— start —

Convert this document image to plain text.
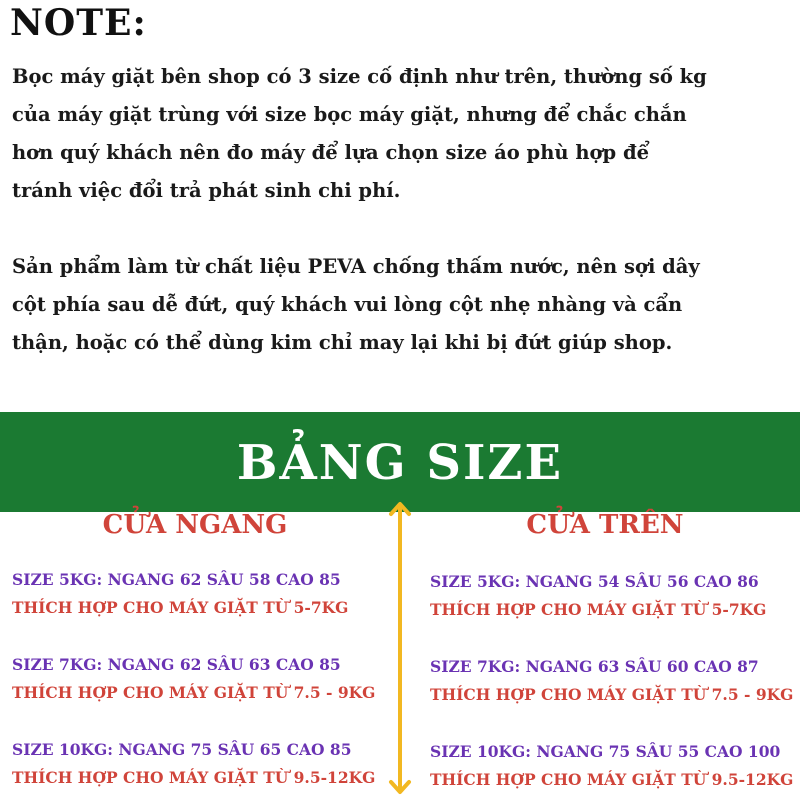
NOTE:
Bọc máy giặt bên shop có 3 size cố định như trên, thường số kg
của máy giặt trùng với size bọc máy giặt, nhưng để chắc chắn
hơn quý khách nên đo máy để lựa chọn size áo phù hợp để
tránh việc đổi trả phát sinh chi phí.
Sản phẩm làm từ chất liệu PEVA chống thấm nước, nên sợi dây
cột phía sau dễ đứt, quý khách vui lòng cột nhẹ nhàng và cẩn
thận, hoặc có thể dùng kim chỉ may lại khi bị đứt giúp shop.
BẢNG SIZE
CỬA NGANG	CỬA TRÊN
SIZE 5KG: NGANG 62 SÂU 58 CAO 85
THÍCH HỢP CHO MÁY GIẶT TỪ 5-7KG
SIZE 7KG: NGANG 62 SÂU 63 CAO 85
THÍCH HỢP CHO MÁY GIẶT TỪ 7.5 - 9KG
SIZE 10KG: NGANG 75 SÂU 65 CAO 85
THÍCH HỢP CHO MÁY GIẶT TỪ 9.5-12KG
SIZE 5KG: NGANG 54 SÂU 56 CAO 86
THÍCH HỢP CHO MÁY GIẶT TỪ 5-7KG
SIZE 7KG: NGANG 63 SÂU 60 CAO 87
THÍCH HỢP CHO MÁY GIẶT TỪ 7.5 - 9KG
SIZE 10KG: NGANG 75 SÂU 55 CAO 100
THÍCH HỢP CHO MÁY GIẶT TỪ 9.5-12KG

— end —

* **WHAT IS REQUIRED**
Each line of the material that holds the string "shop" counts once; give the total alone.

* **TASK RESULT**
2